---- TEXTO MOSTRADO

“ Y
es imposible
escribir hoy tu nombre de otra forma.
Imposible también, tras conocerte,
no volverse un gramático purista
de esos que literalmente dedican
las horas que les quedan por vivir
a defender tus reglas ortográficas
o, lo mismo,
vivir
reivindicando
que tu nombre se escriba como se ama.”
La Esther de este poema
nada tiene que ver conmigo. Tan solo su nombre. Su historia fue su historia,
como me contó Ben, y la mía ha sido otra. Compartimos, eso sí, un nombre con
una cierta exigencia desde que aprendimos a pronunciarlo. Toda la vida
repetiremos ese: “Sí, con hache, por favor.” Porque los nombres nos definen y
no son otros sino los que son, los que nos representan y se escriben de una
manera exacta y concreta. Y se pronuncian como esperamos y nos apodan como
deseamos. Así es, dado que constituye nuestro título, nuestra presentación,
nuestro ADN. Porque si no se cumple, no somos nosotros. Debemos, por ello,
reivindicar que nuestro nombre se escriba como se ama. Con hache, por favor.
En mi familia, por ambas
partes, ha habido, y hay, Marías y Teresas a mansalva. Los que fueron de casa
Isabelana o casa Palleta o casa Antonio, pusieron títulos bien castizos a los
suyos, sin olvidar esos dos. Aquellos cuyos descendientes repitieron hasta
llegar a llamar a sus hijos de manera idéntica. Primas apodadas igual, porque
sí. Decisiones que nos marcan de raíz. Porque quizá no todo hubiera sido igual
de no tener que especificar siempre qué Mayte es y de quién. Porque nos trasladan una decisión de por vida
escogida sin preguntar. Porque nos catalogan como parte de una estirpe que debe
llevar la denominación que se nos impone. Con ella seguimos. Con otra, el camino, tal vez, sería distinto. Con hache, por favor.
Otro día os contaré la
razón por la que tengo el segundo nombre que tengo. Que podría haber eliminado
de mi carné de identidad, que podría haber borrado de mi historia. Pero
entonces hubiera anulado parte de la historia de mi padre, quien necesitó que
no solo me llamara como decidió mi padrino de bautizo. He dicho que nos
determinan, pero también los marcan a ellos. A los que nos tatúan, como el número grabado a fuego
a las vacas. Aunque se les llame de manera distinta a los dígitos, ellas saben
su numeración. Con hache, por favor.
Decidí tejer esta manta
ante la llegada inminente de un nuevo miembro a la familia. Creyendo que tal
vez su nombre no hubiera sido elegido pensando en su herencia, ni en aquellos
repetidos por los ancestros, ni en ninguna persona familiar de la que
necesitaran perpetuar su título. Elegí la Baby Tweed de Katia y tejí esta manta
de hojas de Leyla Alieva.
Mientras dentro acababa de formarse la pequeña, afuera lazada a lazada iba
creciendo también este tejido
que le será arrullo, le será calor, le será parte de su historia. Espero que
sus padres algún día le cuenten cómo crecieron ambas de la mano, que le
expliquen el porqué se llama como se llama, ya que desde el momento en que se pensó su nombre: ella existe. Judit está a punto de llegar. Sin hache, por favor.
Yo también tengo una batalla con mi nombre, se empeñan en ponerme otra “m” más y no soy Gemma, si no Gema.
ResponderEliminarEs cierto que los normbres te marcan, es tu sello de identidad....y menos mal, que ya no se elige el nombre del santo del día (eso si que te marcaba¡!!).
Un arrullo de hojas es muy poético.
Besos
Gema, especificar siempre siempre cómo nos llamamos. Los hay que les hace falta, pensemos que, tal vez, eso nos hace especiales ;)
EliminarHa quedat taaan bonica! La Judit es trobarà ben tapada!

--------
---- MATERIAL

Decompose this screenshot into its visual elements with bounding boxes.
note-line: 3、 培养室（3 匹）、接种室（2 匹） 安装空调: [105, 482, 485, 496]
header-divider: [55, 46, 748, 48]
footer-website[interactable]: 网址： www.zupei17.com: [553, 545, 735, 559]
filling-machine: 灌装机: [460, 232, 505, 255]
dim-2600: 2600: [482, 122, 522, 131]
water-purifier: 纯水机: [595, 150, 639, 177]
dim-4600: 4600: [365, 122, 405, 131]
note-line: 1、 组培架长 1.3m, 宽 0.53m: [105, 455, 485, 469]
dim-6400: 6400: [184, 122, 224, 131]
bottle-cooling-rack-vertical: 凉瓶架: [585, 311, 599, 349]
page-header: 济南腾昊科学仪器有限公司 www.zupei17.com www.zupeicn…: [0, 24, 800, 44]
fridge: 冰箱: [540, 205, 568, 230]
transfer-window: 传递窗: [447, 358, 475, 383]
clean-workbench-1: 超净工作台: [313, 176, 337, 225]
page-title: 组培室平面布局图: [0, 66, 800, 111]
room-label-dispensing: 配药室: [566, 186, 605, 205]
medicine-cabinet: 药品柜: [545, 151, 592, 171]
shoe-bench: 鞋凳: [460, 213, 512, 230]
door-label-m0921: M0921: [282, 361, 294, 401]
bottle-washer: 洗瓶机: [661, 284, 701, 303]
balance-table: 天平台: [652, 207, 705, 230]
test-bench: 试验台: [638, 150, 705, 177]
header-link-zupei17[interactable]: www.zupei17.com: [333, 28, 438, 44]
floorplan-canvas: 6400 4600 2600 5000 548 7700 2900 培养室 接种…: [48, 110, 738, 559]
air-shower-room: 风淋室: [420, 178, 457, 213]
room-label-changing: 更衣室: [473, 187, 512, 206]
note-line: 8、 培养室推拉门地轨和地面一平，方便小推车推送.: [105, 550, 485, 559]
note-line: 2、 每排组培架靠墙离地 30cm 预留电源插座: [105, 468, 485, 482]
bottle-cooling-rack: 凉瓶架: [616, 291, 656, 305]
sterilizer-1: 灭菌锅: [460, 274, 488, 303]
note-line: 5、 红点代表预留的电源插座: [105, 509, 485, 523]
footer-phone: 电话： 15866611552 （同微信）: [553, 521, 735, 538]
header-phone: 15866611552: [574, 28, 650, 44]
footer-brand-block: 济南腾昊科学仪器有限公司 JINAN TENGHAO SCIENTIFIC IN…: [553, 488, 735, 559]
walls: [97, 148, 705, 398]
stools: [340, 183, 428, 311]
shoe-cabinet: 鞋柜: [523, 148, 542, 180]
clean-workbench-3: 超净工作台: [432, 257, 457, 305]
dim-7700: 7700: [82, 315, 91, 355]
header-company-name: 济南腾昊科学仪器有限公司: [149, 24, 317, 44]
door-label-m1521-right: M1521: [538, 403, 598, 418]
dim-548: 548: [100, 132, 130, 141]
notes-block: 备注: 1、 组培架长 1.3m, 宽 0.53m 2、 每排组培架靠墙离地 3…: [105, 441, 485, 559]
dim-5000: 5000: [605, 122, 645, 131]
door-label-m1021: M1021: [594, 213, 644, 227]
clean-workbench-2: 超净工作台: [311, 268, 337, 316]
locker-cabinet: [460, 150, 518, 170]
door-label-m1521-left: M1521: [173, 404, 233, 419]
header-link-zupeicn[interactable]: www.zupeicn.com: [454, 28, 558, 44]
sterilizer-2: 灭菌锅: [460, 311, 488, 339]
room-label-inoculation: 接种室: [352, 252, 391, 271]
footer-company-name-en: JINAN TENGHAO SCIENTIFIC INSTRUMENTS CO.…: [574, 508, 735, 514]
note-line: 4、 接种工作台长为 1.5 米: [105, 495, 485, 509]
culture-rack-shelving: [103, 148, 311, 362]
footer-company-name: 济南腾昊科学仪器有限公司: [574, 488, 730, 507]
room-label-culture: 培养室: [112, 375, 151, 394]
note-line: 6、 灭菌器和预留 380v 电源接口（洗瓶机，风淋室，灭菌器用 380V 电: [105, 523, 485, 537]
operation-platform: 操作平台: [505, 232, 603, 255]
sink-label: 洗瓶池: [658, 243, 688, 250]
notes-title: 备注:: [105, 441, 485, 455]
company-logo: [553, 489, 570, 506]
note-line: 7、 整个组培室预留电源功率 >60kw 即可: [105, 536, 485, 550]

--------

§ TUS INSTRUCCIONES: En el texto mostrado, ¿qué hilo se eligió para tejer la manta? Este material no guarda relación alguna con el texto mostrado.

§ LA RESPUESTA: La Baby Tweed de Katia.